[GIVEN REQUEST] Read the material below and count the lines holding the string "rapidez". Give that count with nothing added.

(Dataset excerpt)
===
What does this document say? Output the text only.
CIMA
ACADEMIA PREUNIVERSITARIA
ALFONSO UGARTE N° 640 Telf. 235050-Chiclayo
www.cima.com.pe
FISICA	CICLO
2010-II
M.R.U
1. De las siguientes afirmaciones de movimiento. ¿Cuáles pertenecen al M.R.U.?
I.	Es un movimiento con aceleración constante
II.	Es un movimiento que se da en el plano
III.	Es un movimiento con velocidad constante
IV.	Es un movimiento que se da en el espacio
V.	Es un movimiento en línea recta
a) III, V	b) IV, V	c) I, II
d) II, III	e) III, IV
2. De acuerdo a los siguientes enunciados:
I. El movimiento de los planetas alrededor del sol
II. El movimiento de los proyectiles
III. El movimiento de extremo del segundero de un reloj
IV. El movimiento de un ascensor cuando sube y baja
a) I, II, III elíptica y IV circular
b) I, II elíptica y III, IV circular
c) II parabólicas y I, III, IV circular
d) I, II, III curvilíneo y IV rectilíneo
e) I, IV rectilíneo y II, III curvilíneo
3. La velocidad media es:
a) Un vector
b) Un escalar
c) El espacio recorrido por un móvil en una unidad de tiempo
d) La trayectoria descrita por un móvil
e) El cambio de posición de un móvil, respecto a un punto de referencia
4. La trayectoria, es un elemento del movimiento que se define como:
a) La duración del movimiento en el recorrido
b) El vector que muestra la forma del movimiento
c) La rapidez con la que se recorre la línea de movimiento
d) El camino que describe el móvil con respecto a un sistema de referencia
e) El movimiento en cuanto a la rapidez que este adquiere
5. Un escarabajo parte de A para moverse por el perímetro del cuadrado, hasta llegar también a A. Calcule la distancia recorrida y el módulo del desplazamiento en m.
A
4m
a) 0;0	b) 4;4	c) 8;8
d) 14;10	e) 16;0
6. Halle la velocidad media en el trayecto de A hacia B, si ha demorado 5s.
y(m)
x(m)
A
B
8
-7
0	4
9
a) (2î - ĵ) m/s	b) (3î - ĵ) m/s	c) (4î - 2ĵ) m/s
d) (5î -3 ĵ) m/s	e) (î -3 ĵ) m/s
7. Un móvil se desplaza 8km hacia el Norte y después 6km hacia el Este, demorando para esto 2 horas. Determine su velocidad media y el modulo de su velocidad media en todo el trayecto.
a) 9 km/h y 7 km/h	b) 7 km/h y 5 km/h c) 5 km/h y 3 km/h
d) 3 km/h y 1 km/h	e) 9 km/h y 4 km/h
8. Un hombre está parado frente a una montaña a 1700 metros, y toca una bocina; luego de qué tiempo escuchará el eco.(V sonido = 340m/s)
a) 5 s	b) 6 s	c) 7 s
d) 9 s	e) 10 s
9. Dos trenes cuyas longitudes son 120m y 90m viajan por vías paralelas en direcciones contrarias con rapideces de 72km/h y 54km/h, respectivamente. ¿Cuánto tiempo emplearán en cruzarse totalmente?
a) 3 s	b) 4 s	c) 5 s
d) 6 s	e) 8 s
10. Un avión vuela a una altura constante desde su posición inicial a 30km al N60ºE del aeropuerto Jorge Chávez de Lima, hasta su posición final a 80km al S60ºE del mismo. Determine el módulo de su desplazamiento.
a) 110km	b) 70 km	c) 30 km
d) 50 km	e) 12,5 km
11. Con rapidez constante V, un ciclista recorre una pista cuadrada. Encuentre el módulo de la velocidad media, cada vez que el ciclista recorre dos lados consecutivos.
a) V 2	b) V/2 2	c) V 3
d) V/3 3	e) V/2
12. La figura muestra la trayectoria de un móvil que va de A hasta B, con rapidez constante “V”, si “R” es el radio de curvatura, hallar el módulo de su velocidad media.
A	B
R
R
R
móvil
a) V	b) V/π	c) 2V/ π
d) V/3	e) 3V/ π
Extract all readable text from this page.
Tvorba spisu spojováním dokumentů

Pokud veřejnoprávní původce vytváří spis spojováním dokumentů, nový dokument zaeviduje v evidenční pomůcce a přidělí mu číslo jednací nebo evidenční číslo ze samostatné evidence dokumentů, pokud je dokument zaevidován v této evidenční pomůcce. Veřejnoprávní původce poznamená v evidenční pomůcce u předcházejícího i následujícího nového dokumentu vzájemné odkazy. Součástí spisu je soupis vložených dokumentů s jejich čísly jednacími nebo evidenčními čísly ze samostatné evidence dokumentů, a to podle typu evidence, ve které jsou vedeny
===
[FINAL RESULT] 4